Instruction:
In the copy, keep every record exact and leave out all images.

Data records
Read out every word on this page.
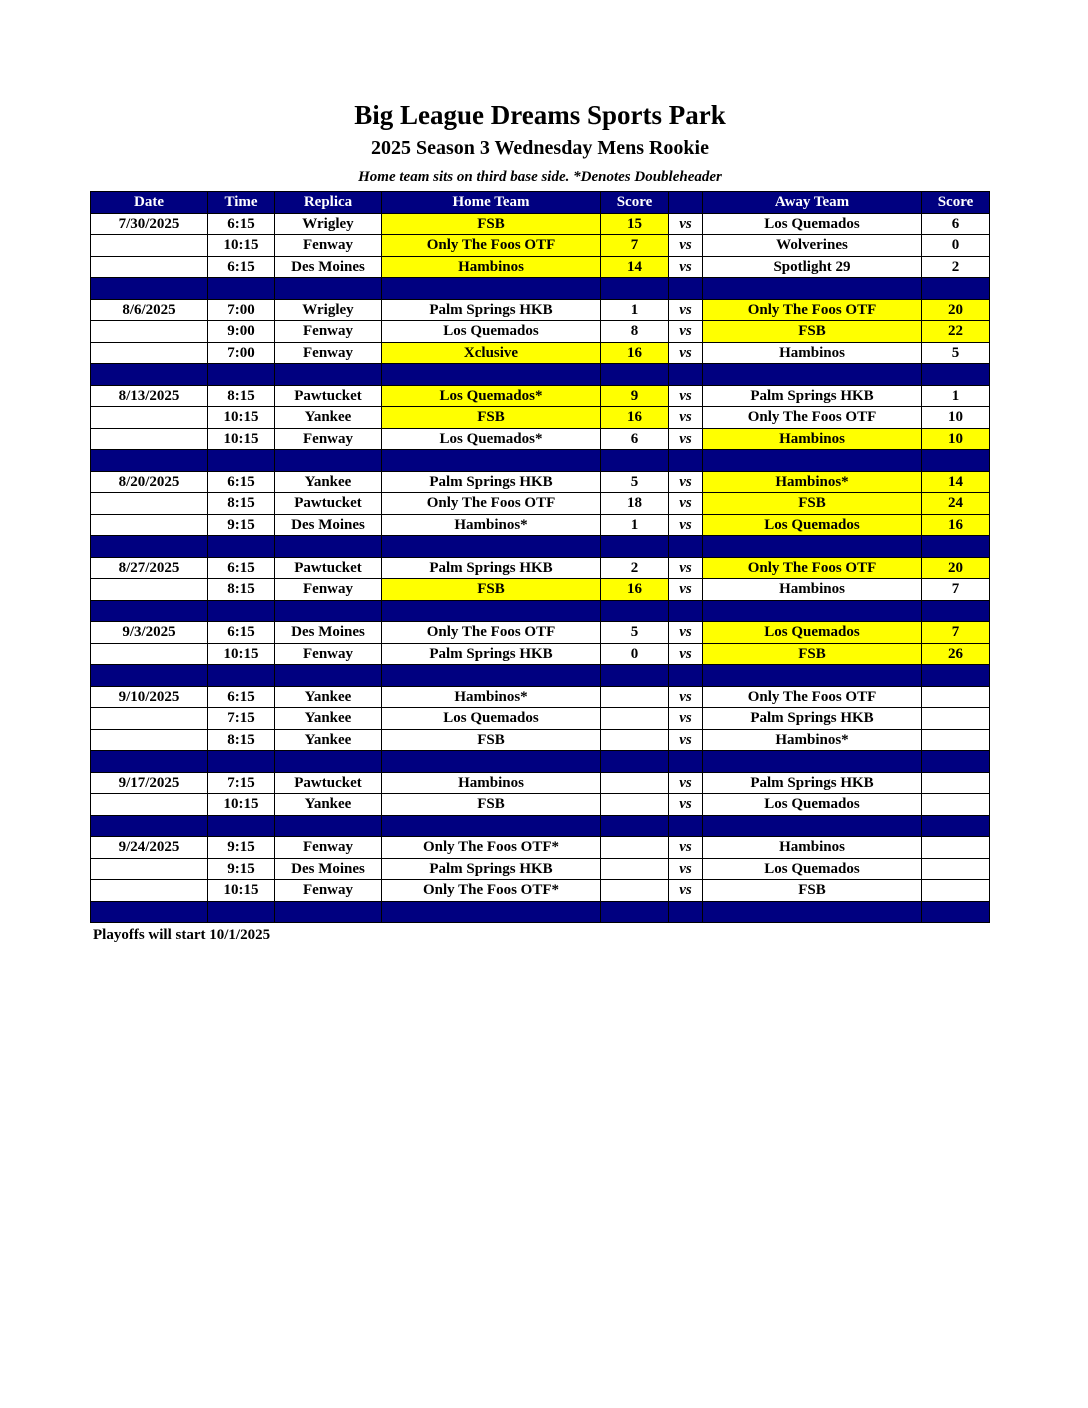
Big League Dreams Sports Park
2025 Season 3 Wednesday Mens Rookie
Home team sits on third base side. *Denotes Doubleheader
Date	Time	Replica	Home Team	Score		Away Team	Score
7/30/2025	6:15	Wrigley	FSB	15	vs	Los Quemados	6
	10:15	Fenway	Only The Foos OTF	7	vs	Wolverines	0
	6:15	Des Moines	Hambinos	14	vs	Spotlight 29	2

8/6/2025	7:00	Wrigley	Palm Springs HKB	1	vs	Only The Foos OTF	20
	9:00	Fenway	Los Quemados	8	vs	FSB	22
	7:00	Fenway	Xclusive	16	vs	Hambinos	5

8/13/2025	8:15	Pawtucket	Los Quemados*	9	vs	Palm Springs HKB	1
	10:15	Yankee	FSB	16	vs	Only The Foos OTF	10
	10:15	Fenway	Los Quemados*	6	vs	Hambinos	10

8/20/2025	6:15	Yankee	Palm Springs HKB	5	vs	Hambinos*	14
	8:15	Pawtucket	Only The Foos OTF	18	vs	FSB	24
	9:15	Des Moines	Hambinos*	1	vs	Los Quemados	16

8/27/2025	6:15	Pawtucket	Palm Springs HKB	2	vs	Only The Foos OTF	20
	8:15	Fenway	FSB	16	vs	Hambinos	7

9/3/2025	6:15	Des Moines	Only The Foos OTF	5	vs	Los Quemados	7
	10:15	Fenway	Palm Springs HKB	0	vs	FSB	26

9/10/2025	6:15	Yankee	Hambinos*		vs	Only The Foos OTF	
	7:15	Yankee	Los Quemados		vs	Palm Springs HKB	
	8:15	Yankee	FSB		vs	Hambinos*	

9/17/2025	7:15	Pawtucket	Hambinos		vs	Palm Springs HKB	
	10:15	Yankee	FSB		vs	Los Quemados	

9/24/2025	9:15	Fenway	Only The Foos OTF*		vs	Hambinos	
	9:15	Des Moines	Palm Springs HKB		vs	Los Quemados	
	10:15	Fenway	Only The Foos OTF*		vs	FSB	

Playoffs will start 10/1/2025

Written response:
Read out every word on this page.
Big League Dreams Sports Park
2025 Season 3 Wednesday Mens Rookie
Home team sits on third base side. *Denotes Doubleheader
Date	Time	Replica	Home Team	Score		Away Team	Score
7/30/2025	6:15	Wrigley	FSB	15	vs	Los Quemados	6
	10:15	Fenway	Only The Foos OTF	7	vs	Wolverines	0
	6:15	Des Moines	Hambinos	14	vs	Spotlight 29	2

8/6/2025	7:00	Wrigley	Palm Springs HKB	1	vs	Only The Foos OTF	20
	9:00	Fenway	Los Quemados	8	vs	FSB	22
	7:00	Fenway	Xclusive	16	vs	Hambinos	5

8/13/2025	8:15	Pawtucket	Los Quemados*	9	vs	Palm Springs HKB	1
	10:15	Yankee	FSB	16	vs	Only The Foos OTF	10
	10:15	Fenway	Los Quemados*	6	vs	Hambinos	10

8/20/2025	6:15	Yankee	Palm Springs HKB	5	vs	Hambinos*	14
	8:15	Pawtucket	Only The Foos OTF	18	vs	FSB	24
	9:15	Des Moines	Hambinos*	1	vs	Los Quemados	16

8/27/2025	6:15	Pawtucket	Palm Springs HKB	2	vs	Only The Foos OTF	20
	8:15	Fenway	FSB	16	vs	Hambinos	7

9/3/2025	6:15	Des Moines	Only The Foos OTF	5	vs	Los Quemados	7
	10:15	Fenway	Palm Springs HKB	0	vs	FSB	26

9/10/2025	6:15	Yankee	Hambinos*		vs	Only The Foos OTF	
	7:15	Yankee	Los Quemados		vs	Palm Springs HKB	
	8:15	Yankee	FSB		vs	Hambinos*	

9/17/2025	7:15	Pawtucket	Hambinos		vs	Palm Springs HKB	
	10:15	Yankee	FSB		vs	Los Quemados	

9/24/2025	9:15	Fenway	Only The Foos OTF*		vs	Hambinos	
	9:15	Des Moines	Palm Springs HKB		vs	Los Quemados	
	10:15	Fenway	Only The Foos OTF*		vs	FSB	

Playoffs will start 10/1/2025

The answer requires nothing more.